Saved entries
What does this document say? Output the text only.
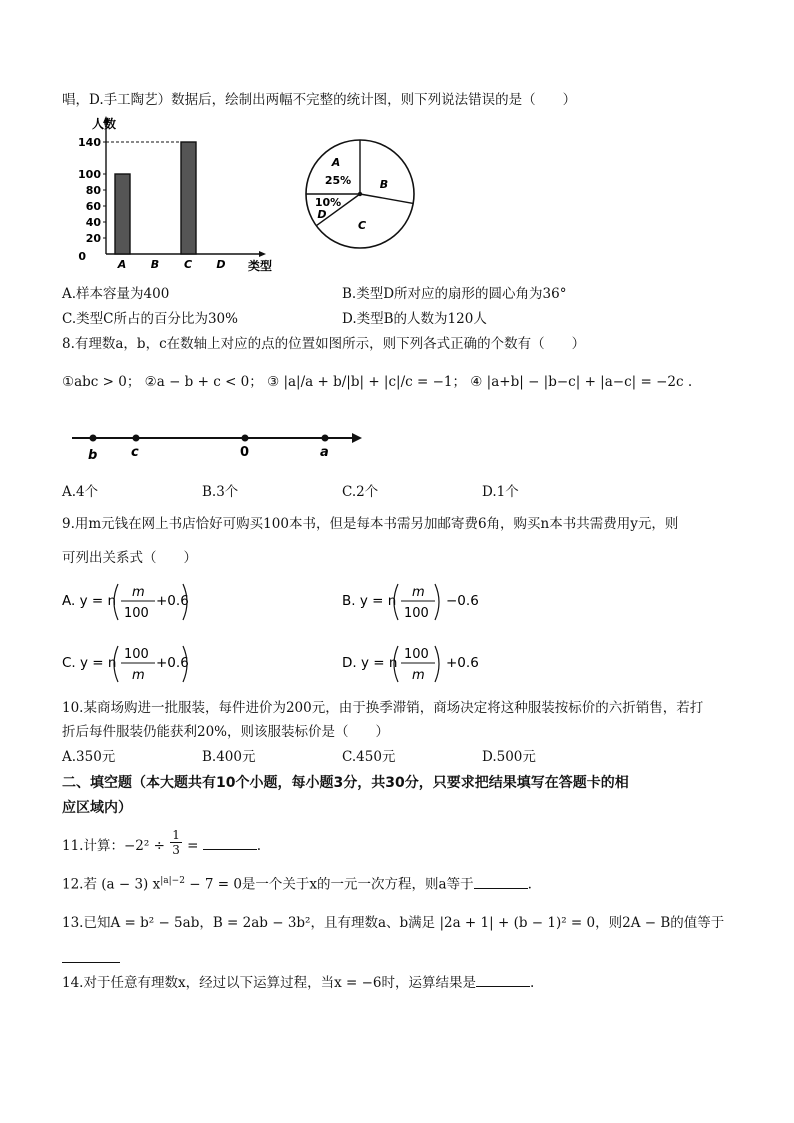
唱，D.手工陶艺）数据后，绘制出两幅不完整的统计图，则下列说法错误的是（　　）
人数
0
20
40
60
80
100
140
A B C D 类型
A
25%	B
C
10%
D
A.样本容量为400	B.类型D所对应的扇形的圆心角为36°
C.类型C所占的百分比为30%	D.类型B的人数为120人
8.有理数a，b，c在数轴上对应的点的位置如图所示，则下列各式正确的个数有（　　）
①abc > 0； ②a − b + c < 0； ③ |a|/a + b/|b| + |c|/c = −1； ④ |a+b| − |b−c| + |a−c| = −2c .
b	c	0	a
A.4个	B.3个	C.2个	D.1个
9.用m元钱在网上书店恰好可购买100本书，但是每本书需另加邮寄费6角，购买n本书共需费用y元，则
可列出关系式（　　）
A. y = n
m
100
+0.6	B. y = n
m
100
−0.6
C. y = n
100
m
+0.6	D. y = n
100
m
+0.6
10.某商场购进一批服装，每件进价为200元，由于换季滞销，商场决定将这种服装按标价的六折销售，若打
折后每件服装仍能获利20%，则该服装标价是（　　）
A.350元	B.400元	C.450元	D.500元
二、填空题（本大题共有10个小题，每小题3分，共30分，只要求把结果填写在答题卡的相
应区域内）
11.计算：$-2^2 \div \frac{1}{3}$ =	.
12.若 (a − 3) $x^{|a|-2} - 7 = 0$是一个关于x的一元一次方程，则a等于	.
13.已知A = b² − 5ab，B = 2ab − 3b²，且有理数a、b满足 |2a + 1| + (b − 1)² = 0，则2A − B的值等于
14.对于任意有理数x，经过以下运算过程，当x = −6时，运算结果是	.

**Exercise requirements**.
Write out every line above exactly as it is, leaving out the pictures.

**Task answer**.
What does this document say? Output the text only.
唱，D.手工陶艺）数据后，绘制出两幅不完整的统计图，则下列说法错误的是（　　）
人数
0
20
40
60
80
100
140
A B C D 类型
A
25%	B
C
10%
D
A.样本容量为400	B.类型D所对应的扇形的圆心角为36°
C.类型C所占的百分比为30%	D.类型B的人数为120人
8.有理数a，b，c在数轴上对应的点的位置如图所示，则下列各式正确的个数有（　　）
①abc > 0； ②a − b + c < 0； ③ |a|/a + b/|b| + |c|/c = −1； ④ |a+b| − |b−c| + |a−c| = −2c .
b	c	0	a
A.4个	B.3个	C.2个	D.1个
9.用m元钱在网上书店恰好可购买100本书，但是每本书需另加邮寄费6角，购买n本书共需费用y元，则
可列出关系式（　　）
A. y = n
m
100
+0.6	B. y = n
m
100
−0.6
C. y = n
100
m
+0.6	D. y = n
100
m
+0.6
10.某商场购进一批服装，每件进价为200元，由于换季滞销，商场决定将这种服装按标价的六折销售，若打
折后每件服装仍能获利20%，则该服装标价是（　　）
A.350元	B.400元	C.450元	D.500元
二、填空题（本大题共有10个小题，每小题3分，共30分，只要求把结果填写在答题卡的相
应区域内）
11.计算：$-2^2 \div \frac{1}{3}$ =	.
12.若 (a − 3) $x^{|a|-2} - 7 = 0$是一个关于x的一元一次方程，则a等于	.
13.已知A = b² − 5ab，B = 2ab − 3b²，且有理数a、b满足 |2a + 1| + (b − 1)² = 0，则2A − B的值等于
14.对于任意有理数x，经过以下运算过程，当x = −6时，运算结果是	.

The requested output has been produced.